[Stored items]

# # #

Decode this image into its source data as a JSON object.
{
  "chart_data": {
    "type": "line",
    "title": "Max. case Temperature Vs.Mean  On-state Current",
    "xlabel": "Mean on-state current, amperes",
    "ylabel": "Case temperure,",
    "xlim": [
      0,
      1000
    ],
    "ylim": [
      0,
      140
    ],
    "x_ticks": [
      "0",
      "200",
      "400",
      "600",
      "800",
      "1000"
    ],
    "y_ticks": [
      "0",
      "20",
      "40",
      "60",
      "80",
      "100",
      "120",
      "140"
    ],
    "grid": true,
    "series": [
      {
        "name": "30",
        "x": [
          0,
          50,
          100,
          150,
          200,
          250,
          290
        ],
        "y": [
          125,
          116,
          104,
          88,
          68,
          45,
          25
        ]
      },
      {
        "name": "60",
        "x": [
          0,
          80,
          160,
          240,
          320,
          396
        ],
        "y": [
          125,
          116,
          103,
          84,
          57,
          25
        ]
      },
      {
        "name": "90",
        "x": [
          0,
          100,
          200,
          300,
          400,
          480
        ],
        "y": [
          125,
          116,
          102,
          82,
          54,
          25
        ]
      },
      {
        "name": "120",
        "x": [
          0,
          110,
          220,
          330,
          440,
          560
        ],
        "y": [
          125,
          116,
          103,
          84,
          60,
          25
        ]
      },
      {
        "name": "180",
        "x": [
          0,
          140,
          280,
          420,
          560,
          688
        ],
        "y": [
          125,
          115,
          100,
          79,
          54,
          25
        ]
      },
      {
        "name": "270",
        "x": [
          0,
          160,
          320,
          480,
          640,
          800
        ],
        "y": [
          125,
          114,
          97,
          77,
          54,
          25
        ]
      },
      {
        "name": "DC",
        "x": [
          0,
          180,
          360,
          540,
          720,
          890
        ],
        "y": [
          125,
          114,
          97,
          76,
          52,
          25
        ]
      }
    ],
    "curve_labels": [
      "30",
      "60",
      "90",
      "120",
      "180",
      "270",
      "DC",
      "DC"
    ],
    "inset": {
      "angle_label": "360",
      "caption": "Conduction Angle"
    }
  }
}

# # #

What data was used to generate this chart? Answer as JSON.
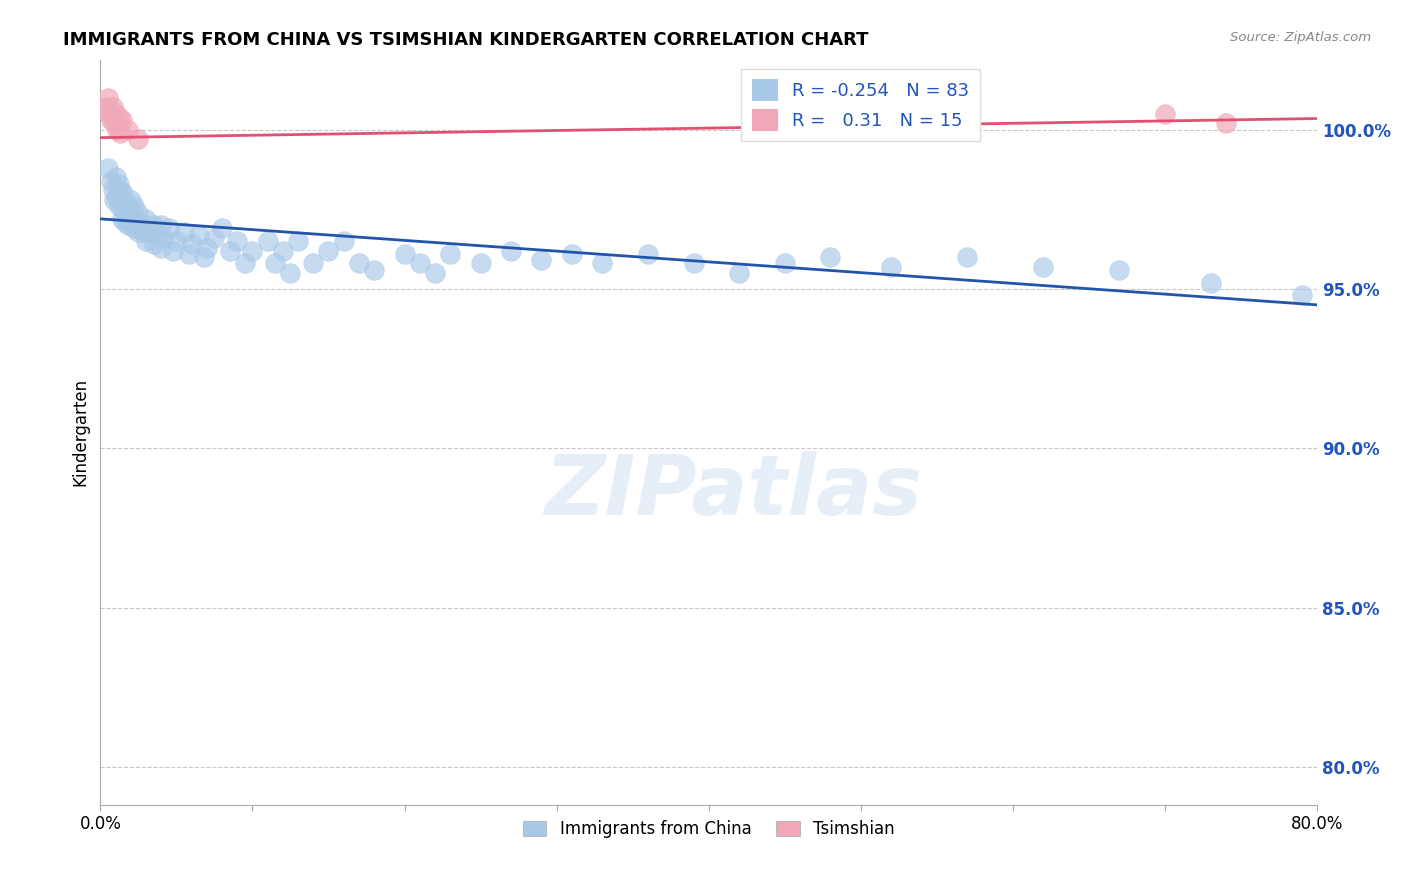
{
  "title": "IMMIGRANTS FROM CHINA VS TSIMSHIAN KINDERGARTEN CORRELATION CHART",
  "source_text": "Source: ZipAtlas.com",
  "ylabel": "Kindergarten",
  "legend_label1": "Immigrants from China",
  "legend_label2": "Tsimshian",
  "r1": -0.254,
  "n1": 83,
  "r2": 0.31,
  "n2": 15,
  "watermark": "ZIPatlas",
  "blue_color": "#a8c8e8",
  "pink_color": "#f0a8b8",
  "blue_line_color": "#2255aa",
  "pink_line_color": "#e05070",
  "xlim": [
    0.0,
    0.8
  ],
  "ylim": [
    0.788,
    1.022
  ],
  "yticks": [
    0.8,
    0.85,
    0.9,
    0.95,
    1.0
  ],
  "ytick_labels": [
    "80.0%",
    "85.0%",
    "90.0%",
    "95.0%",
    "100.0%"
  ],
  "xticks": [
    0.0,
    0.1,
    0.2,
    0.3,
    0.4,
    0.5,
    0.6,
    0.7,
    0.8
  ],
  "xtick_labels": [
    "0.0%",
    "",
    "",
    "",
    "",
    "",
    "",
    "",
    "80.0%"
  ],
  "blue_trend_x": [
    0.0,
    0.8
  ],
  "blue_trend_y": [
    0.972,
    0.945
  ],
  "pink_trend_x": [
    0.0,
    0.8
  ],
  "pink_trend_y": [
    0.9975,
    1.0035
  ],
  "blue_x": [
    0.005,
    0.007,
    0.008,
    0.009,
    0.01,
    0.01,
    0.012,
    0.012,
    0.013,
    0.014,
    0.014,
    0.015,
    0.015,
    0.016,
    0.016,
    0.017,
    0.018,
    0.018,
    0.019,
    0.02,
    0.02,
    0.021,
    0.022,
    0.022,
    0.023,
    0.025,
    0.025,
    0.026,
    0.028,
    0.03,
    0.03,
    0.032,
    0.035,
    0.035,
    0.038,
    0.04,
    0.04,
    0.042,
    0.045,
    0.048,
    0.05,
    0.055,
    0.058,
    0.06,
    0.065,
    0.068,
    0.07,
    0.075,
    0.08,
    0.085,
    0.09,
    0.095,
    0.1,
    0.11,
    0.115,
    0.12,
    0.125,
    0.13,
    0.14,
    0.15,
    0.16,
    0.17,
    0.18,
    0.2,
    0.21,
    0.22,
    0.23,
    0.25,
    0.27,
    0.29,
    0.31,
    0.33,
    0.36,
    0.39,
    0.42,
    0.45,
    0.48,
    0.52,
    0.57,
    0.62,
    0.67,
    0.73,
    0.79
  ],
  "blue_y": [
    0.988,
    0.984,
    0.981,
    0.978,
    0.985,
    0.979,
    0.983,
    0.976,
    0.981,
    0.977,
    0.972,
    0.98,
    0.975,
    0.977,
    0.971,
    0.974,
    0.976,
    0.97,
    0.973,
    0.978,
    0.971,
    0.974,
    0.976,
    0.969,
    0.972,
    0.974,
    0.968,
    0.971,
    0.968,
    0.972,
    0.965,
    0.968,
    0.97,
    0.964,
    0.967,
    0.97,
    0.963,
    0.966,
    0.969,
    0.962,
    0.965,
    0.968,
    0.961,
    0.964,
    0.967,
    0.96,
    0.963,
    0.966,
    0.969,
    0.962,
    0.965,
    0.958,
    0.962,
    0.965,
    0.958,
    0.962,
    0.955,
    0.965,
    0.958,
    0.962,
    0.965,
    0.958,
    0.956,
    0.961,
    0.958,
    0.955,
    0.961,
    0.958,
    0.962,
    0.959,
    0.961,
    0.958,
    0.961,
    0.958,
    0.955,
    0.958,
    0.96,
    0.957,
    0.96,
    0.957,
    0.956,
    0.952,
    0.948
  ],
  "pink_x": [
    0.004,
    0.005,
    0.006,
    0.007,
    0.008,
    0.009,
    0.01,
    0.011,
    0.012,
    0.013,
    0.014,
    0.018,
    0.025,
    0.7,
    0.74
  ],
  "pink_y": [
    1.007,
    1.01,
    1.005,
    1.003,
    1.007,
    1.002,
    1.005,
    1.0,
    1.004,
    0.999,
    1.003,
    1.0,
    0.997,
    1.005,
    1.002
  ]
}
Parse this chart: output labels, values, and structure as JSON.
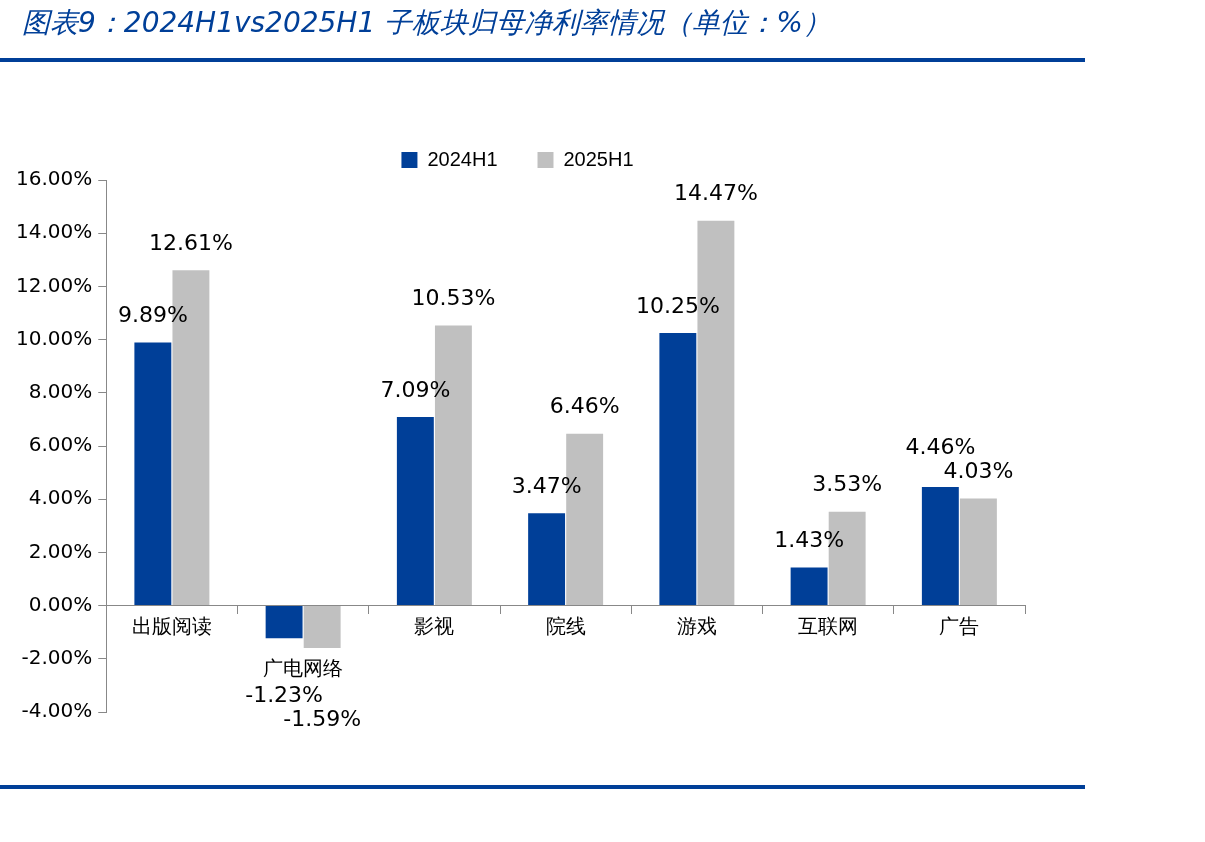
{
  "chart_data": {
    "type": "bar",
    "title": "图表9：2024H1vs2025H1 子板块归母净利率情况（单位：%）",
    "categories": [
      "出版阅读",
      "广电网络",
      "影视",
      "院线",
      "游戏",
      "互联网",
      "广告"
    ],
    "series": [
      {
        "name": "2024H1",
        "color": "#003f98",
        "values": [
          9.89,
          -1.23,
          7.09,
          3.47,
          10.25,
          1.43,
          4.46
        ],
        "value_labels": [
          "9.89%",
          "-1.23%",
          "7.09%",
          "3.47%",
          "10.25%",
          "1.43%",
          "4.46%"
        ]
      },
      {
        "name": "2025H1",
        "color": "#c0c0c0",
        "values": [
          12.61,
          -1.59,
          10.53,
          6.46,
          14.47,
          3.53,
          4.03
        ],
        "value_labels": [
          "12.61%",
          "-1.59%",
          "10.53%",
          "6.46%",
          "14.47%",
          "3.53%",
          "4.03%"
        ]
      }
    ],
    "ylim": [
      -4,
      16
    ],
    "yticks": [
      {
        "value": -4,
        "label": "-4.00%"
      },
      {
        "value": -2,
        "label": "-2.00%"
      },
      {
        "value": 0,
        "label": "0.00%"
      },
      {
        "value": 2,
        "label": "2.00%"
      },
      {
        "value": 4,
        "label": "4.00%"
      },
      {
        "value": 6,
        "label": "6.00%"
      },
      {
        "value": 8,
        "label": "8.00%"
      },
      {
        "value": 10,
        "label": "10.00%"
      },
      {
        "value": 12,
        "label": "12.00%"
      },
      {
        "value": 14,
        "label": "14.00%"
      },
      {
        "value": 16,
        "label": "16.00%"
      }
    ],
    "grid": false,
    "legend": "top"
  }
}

# # #

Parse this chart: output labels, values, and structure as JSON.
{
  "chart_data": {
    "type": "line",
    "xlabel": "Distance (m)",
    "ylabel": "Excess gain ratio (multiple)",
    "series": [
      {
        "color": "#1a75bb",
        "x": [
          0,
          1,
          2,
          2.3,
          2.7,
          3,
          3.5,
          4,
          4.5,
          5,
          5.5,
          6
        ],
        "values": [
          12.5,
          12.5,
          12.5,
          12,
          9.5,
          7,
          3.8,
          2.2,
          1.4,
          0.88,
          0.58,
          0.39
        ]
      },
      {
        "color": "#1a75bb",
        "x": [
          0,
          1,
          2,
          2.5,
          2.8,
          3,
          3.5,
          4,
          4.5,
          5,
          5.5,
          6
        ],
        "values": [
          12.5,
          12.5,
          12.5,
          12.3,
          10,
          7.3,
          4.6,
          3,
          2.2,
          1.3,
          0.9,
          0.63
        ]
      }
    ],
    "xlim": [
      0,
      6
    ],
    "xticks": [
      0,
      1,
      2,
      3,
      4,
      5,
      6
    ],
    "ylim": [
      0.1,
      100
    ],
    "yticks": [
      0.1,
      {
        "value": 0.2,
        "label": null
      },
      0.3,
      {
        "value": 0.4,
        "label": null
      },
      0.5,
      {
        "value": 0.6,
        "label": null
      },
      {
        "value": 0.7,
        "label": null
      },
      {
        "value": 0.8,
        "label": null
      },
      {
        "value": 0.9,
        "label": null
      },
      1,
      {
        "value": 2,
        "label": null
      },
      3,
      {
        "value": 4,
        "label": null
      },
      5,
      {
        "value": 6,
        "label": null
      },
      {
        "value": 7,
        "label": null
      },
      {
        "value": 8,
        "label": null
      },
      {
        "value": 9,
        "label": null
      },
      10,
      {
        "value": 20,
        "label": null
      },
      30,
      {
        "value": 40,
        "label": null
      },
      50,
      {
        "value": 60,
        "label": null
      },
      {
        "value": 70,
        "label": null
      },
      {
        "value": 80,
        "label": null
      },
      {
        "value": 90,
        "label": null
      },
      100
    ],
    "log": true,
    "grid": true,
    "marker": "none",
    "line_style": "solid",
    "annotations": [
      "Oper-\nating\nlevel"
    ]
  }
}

# # #

What is being asked
From the entries above, pull out each line that includes "title".

Finished task
    "title": "Max. case Temperature Vs.Mean  On-state Current",
  "title": "IMMIGRANTS FROM CHINA VS TSIMSHIAN KINDERGARTEN CORRELATION CHART",
    "title": "图表9：2024H1vs2025H1 子板块归母净利率情况（单位：%）",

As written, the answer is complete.